REQUIRED WORK> Reproduce all the entries exactly.
>> Start ENTRIES PROVIDED
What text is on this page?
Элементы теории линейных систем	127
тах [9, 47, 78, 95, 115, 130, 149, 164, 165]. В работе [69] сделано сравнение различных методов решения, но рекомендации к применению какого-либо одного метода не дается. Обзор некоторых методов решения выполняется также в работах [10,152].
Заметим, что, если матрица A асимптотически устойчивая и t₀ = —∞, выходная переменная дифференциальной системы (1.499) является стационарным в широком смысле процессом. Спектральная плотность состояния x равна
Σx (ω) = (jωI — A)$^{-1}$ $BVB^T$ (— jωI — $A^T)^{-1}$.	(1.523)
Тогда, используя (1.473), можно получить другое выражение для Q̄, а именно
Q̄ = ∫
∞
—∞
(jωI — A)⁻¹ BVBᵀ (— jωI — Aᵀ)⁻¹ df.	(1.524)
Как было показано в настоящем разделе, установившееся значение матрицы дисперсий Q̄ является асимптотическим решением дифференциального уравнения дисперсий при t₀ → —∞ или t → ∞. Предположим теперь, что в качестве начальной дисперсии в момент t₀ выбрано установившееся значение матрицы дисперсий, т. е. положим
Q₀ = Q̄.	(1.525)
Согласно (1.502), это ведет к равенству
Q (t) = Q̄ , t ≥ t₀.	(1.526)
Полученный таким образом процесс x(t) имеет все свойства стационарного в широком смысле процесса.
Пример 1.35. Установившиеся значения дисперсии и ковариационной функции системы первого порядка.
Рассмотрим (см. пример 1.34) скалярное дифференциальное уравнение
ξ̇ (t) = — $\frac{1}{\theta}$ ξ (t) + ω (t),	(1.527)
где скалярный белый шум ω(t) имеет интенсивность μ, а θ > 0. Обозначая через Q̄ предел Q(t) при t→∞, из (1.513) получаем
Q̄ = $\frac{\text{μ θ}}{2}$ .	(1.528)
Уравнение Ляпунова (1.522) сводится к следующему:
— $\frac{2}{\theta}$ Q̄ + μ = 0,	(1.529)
>> End ENTRIES PROVIDED
REPLY>
What text is on this page?
Элементы теории линейных систем	127
тах [9, 47, 78, 95, 115, 130, 149, 164, 165]. В работе [69] сделано сравнение различных методов решения, но рекомендации к применению какого-либо одного метода не дается. Обзор некоторых методов решения выполняется также в работах [10,152].
Заметим, что, если матрица A асимптотически устойчивая и t₀ = —∞, выходная переменная дифференциальной системы (1.499) является стационарным в широком смысле процессом. Спектральная плотность состояния x равна
Σx (ω) = (jωI — A)$^{-1}$ $BVB^T$ (— jωI — $A^T)^{-1}$.	(1.523)
Тогда, используя (1.473), можно получить другое выражение для Q̄, а именно
Q̄ = ∫
∞
—∞
(jωI — A)⁻¹ BVBᵀ (— jωI — Aᵀ)⁻¹ df.	(1.524)
Как было показано в настоящем разделе, установившееся значение матрицы дисперсий Q̄ является асимптотическим решением дифференциального уравнения дисперсий при t₀ → —∞ или t → ∞. Предположим теперь, что в качестве начальной дисперсии в момент t₀ выбрано установившееся значение матрицы дисперсий, т. е. положим
Q₀ = Q̄.	(1.525)
Согласно (1.502), это ведет к равенству
Q (t) = Q̄ , t ≥ t₀.	(1.526)
Полученный таким образом процесс x(t) имеет все свойства стационарного в широком смысле процесса.
Пример 1.35. Установившиеся значения дисперсии и ковариационной функции системы первого порядка.
Рассмотрим (см. пример 1.34) скалярное дифференциальное уравнение
ξ̇ (t) = — $\frac{1}{\theta}$ ξ (t) + ω (t),	(1.527)
где скалярный белый шум ω(t) имеет интенсивность μ, а θ > 0. Обозначая через Q̄ предел Q(t) при t→∞, из (1.513) получаем
Q̄ = $\frac{\text{μ θ}}{2}$ .	(1.528)
Уравнение Ляпунова (1.522) сводится к следующему:
— $\frac{2}{\theta}$ Q̄ + μ = 0,	(1.529)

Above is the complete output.